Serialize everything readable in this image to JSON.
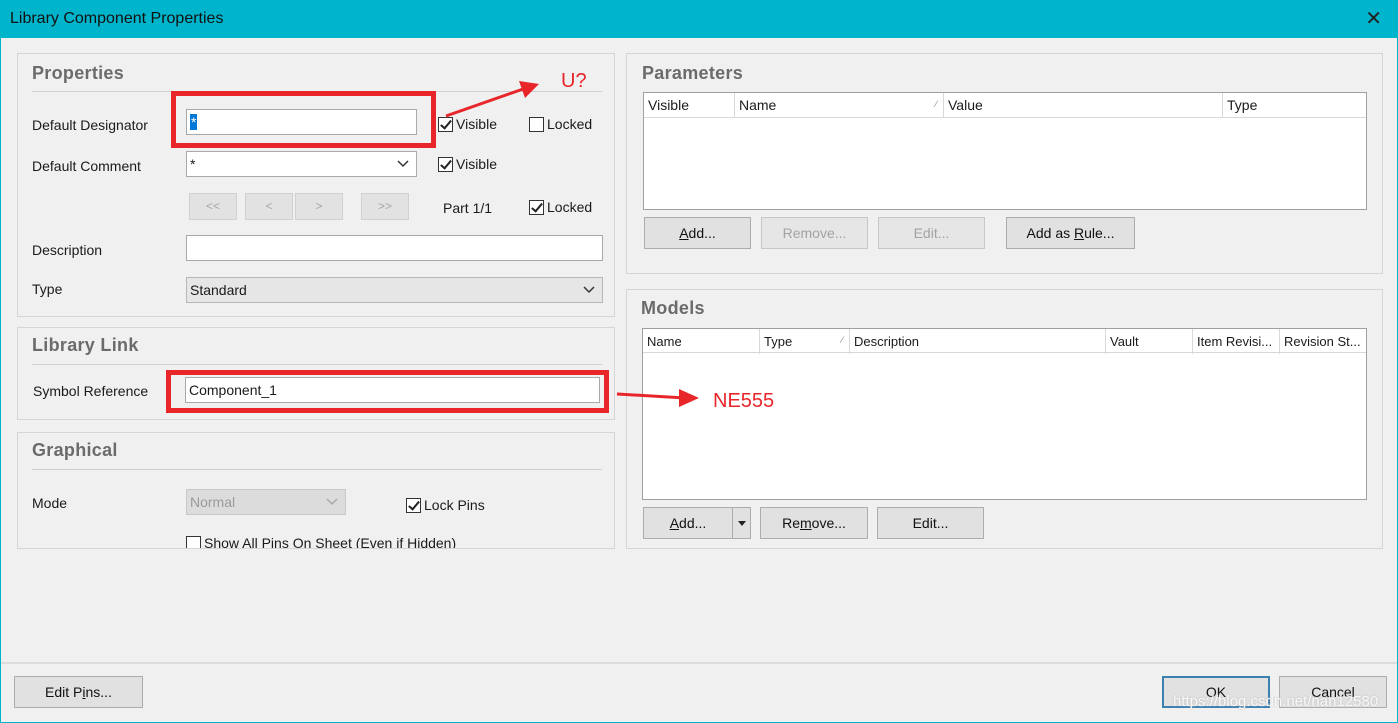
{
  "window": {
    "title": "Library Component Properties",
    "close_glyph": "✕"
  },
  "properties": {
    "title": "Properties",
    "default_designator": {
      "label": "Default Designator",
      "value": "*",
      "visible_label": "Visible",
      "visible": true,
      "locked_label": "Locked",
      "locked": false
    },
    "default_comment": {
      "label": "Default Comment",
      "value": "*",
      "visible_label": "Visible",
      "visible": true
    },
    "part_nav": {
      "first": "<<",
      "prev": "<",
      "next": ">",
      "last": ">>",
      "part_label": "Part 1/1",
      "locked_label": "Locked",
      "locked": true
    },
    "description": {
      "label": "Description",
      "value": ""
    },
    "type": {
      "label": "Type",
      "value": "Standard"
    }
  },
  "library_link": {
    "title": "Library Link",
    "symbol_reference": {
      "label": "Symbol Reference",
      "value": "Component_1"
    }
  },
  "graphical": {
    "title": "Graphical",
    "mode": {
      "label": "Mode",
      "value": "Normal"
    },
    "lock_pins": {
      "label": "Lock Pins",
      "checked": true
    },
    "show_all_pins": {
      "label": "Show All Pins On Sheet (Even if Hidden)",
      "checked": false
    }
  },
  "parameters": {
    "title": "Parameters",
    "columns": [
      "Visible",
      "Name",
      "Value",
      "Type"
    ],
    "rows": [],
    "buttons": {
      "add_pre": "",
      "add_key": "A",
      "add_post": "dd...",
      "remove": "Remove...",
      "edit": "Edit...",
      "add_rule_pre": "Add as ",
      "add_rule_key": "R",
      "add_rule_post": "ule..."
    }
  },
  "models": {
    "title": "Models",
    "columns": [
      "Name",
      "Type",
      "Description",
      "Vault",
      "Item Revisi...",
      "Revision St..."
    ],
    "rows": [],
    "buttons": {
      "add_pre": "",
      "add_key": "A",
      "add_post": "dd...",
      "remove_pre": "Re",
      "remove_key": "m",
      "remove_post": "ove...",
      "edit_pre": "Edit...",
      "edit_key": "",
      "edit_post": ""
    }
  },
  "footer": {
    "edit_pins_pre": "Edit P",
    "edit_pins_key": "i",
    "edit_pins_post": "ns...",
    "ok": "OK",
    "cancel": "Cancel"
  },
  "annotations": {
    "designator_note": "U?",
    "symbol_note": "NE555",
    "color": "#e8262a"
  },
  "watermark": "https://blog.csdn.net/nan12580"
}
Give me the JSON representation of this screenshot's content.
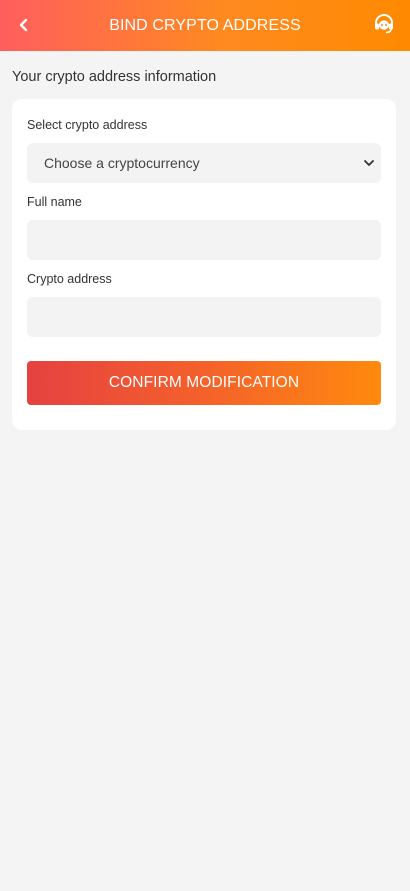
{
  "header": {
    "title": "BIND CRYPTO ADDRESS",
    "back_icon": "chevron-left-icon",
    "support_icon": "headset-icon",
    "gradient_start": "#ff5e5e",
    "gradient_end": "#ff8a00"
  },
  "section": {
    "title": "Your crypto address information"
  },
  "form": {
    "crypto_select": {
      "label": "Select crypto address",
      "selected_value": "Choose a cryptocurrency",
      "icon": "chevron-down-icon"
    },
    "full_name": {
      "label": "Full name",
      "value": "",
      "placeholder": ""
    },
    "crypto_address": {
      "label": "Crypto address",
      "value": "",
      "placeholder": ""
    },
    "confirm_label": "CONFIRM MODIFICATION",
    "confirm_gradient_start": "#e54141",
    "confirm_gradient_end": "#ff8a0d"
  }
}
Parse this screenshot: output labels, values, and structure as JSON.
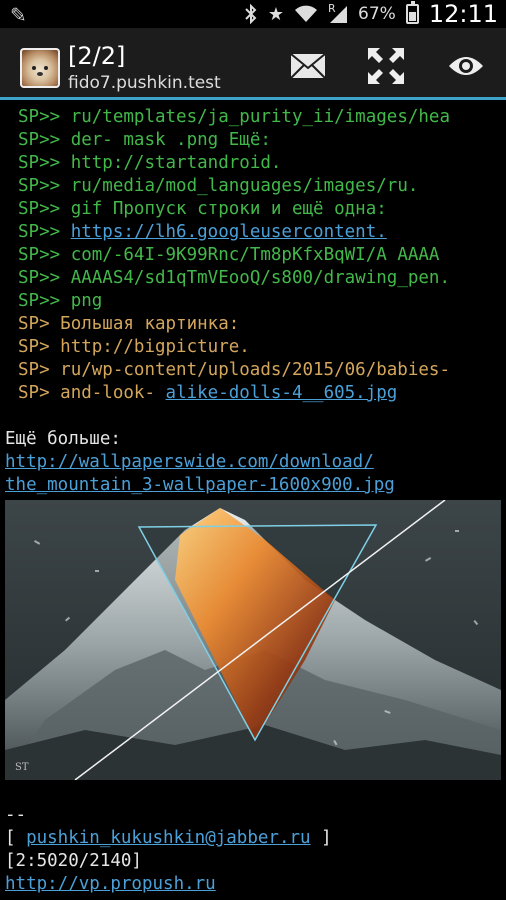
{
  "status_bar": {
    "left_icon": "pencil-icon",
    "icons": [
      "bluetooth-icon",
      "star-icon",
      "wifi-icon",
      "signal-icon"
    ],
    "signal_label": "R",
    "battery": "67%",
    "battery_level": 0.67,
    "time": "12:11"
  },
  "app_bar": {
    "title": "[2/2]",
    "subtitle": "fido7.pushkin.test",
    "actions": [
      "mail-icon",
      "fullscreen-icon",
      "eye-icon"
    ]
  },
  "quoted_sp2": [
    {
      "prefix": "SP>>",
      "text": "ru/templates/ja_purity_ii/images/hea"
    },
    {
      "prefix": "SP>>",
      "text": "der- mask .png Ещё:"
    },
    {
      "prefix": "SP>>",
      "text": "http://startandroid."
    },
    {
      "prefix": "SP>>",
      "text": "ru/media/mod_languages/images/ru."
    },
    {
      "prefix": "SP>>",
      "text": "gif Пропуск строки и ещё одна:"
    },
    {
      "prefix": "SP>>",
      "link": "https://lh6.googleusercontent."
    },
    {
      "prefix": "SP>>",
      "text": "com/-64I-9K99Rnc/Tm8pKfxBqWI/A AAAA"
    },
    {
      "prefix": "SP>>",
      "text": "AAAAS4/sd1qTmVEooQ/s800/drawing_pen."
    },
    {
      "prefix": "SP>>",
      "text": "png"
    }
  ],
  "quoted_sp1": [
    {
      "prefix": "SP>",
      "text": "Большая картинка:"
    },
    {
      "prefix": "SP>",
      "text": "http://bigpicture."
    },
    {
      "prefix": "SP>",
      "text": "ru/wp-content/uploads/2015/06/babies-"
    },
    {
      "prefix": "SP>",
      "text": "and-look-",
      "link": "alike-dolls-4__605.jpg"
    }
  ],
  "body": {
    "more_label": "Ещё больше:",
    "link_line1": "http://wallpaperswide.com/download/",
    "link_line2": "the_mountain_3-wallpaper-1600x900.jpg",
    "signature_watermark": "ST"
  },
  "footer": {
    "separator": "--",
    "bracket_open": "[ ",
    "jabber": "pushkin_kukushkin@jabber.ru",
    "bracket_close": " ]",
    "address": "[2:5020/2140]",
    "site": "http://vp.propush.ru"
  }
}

☆ ☆ ☆ ☆ ☆ ☆ ☆

Leave the pictures out and output the rest of the listing exactly.

Serialize everything readable in this image to JSON.
{
  "window": {
    "title": "Library Component Properties",
    "close_glyph": "✕"
  },
  "properties": {
    "title": "Properties",
    "default_designator": {
      "label": "Default Designator",
      "value": "*",
      "visible_label": "Visible",
      "visible": true,
      "locked_label": "Locked",
      "locked": false
    },
    "default_comment": {
      "label": "Default Comment",
      "value": "*",
      "visible_label": "Visible",
      "visible": true
    },
    "part_nav": {
      "first": "<<",
      "prev": "<",
      "next": ">",
      "last": ">>",
      "part_label": "Part 1/1",
      "locked_label": "Locked",
      "locked": true
    },
    "description": {
      "label": "Description",
      "value": ""
    },
    "type": {
      "label": "Type",
      "value": "Standard"
    }
  },
  "library_link": {
    "title": "Library Link",
    "symbol_reference": {
      "label": "Symbol Reference",
      "value": "Component_1"
    }
  },
  "graphical": {
    "title": "Graphical",
    "mode": {
      "label": "Mode",
      "value": "Normal"
    },
    "lock_pins": {
      "label": "Lock Pins",
      "checked": true
    },
    "show_all_pins": {
      "label": "Show All Pins On Sheet (Even if Hidden)",
      "checked": false
    }
  },
  "parameters": {
    "title": "Parameters",
    "columns": [
      "Visible",
      "Name",
      "Value",
      "Type"
    ],
    "rows": [],
    "buttons": {
      "add_pre": "",
      "add_key": "A",
      "add_post": "dd...",
      "remove": "Remove...",
      "edit": "Edit...",
      "add_rule_pre": "Add as ",
      "add_rule_key": "R",
      "add_rule_post": "ule..."
    }
  },
  "models": {
    "title": "Models",
    "columns": [
      "Name",
      "Type",
      "Description",
      "Vault",
      "Item Revisi...",
      "Revision St..."
    ],
    "rows": [],
    "buttons": {
      "add_pre": "",
      "add_key": "A",
      "add_post": "dd...",
      "remove_pre": "Re",
      "remove_key": "m",
      "remove_post": "ove...",
      "edit_pre": "Edit...",
      "edit_key": "",
      "edit_post": ""
    }
  },
  "footer": {
    "edit_pins_pre": "Edit P",
    "edit_pins_key": "i",
    "edit_pins_post": "ns...",
    "ok": "OK",
    "cancel": "Cancel"
  },
  "annotations": {
    "designator_note": "U?",
    "symbol_note": "NE555",
    "color": "#e8262a"
  },
  "watermark": "https://blog.csdn.net/nan12580"
}
Give me the JSON representation of this screenshot's content.
{
  "header": {
    "title": "BIND CRYPTO ADDRESS",
    "back_icon": "chevron-left-icon",
    "support_icon": "headset-icon",
    "gradient_start": "#ff5e5e",
    "gradient_end": "#ff8a00"
  },
  "section": {
    "title": "Your crypto address information"
  },
  "form": {
    "crypto_select": {
      "label": "Select crypto address",
      "selected_value": "Choose a cryptocurrency",
      "icon": "chevron-down-icon"
    },
    "full_name": {
      "label": "Full name",
      "value": "",
      "placeholder": ""
    },
    "crypto_address": {
      "label": "Crypto address",
      "value": "",
      "placeholder": ""
    },
    "confirm_label": "CONFIRM MODIFICATION",
    "confirm_gradient_start": "#e54141",
    "confirm_gradient_end": "#ff8a0d"
  }
}
Parse this screenshot: output labels, values, and structure as JSON.
{
  "status_bar": {
    "left_icon": "pencil-icon",
    "icons": [
      "bluetooth-icon",
      "star-icon",
      "wifi-icon",
      "signal-icon"
    ],
    "signal_label": "R",
    "battery": "67%",
    "battery_level": 0.67,
    "time": "12:11"
  },
  "app_bar": {
    "title": "[2/2]",
    "subtitle": "fido7.pushkin.test",
    "actions": [
      "mail-icon",
      "fullscreen-icon",
      "eye-icon"
    ]
  },
  "quoted_sp2": [
    {
      "prefix": "SP>>",
      "text": "ru/templates/ja_purity_ii/images/hea"
    },
    {
      "prefix": "SP>>",
      "text": "der- mask .png Ещё:"
    },
    {
      "prefix": "SP>>",
      "text": "http://startandroid."
    },
    {
      "prefix": "SP>>",
      "text": "ru/media/mod_languages/images/ru."
    },
    {
      "prefix": "SP>>",
      "text": "gif Пропуск строки и ещё одна:"
    },
    {
      "prefix": "SP>>",
      "link": "https://lh6.googleusercontent."
    },
    {
      "prefix": "SP>>",
      "text": "com/-64I-9K99Rnc/Tm8pKfxBqWI/A AAAA"
    },
    {
      "prefix": "SP>>",
      "text": "AAAAS4/sd1qTmVEooQ/s800/drawing_pen."
    },
    {
      "prefix": "SP>>",
      "text": "png"
    }
  ],
  "quoted_sp1": [
    {
      "prefix": "SP>",
      "text": "Большая картинка:"
    },
    {
      "prefix": "SP>",
      "text": "http://bigpicture."
    },
    {
      "prefix": "SP>",
      "text": "ru/wp-content/uploads/2015/06/babies-"
    },
    {
      "prefix": "SP>",
      "text": "and-look-",
      "link": "alike-dolls-4__605.jpg"
    }
  ],
  "body": {
    "more_label": "Ещё больше:",
    "link_line1": "http://wallpaperswide.com/download/",
    "link_line2": "the_mountain_3-wallpaper-1600x900.jpg",
    "signature_watermark": "ST"
  },
  "footer": {
    "separator": "--",
    "bracket_open": "[ ",
    "jabber": "pushkin_kukushkin@jabber.ru",
    "bracket_close": " ]",
    "address": "[2:5020/2140]",
    "site": "http://vp.propush.ru"
  }
}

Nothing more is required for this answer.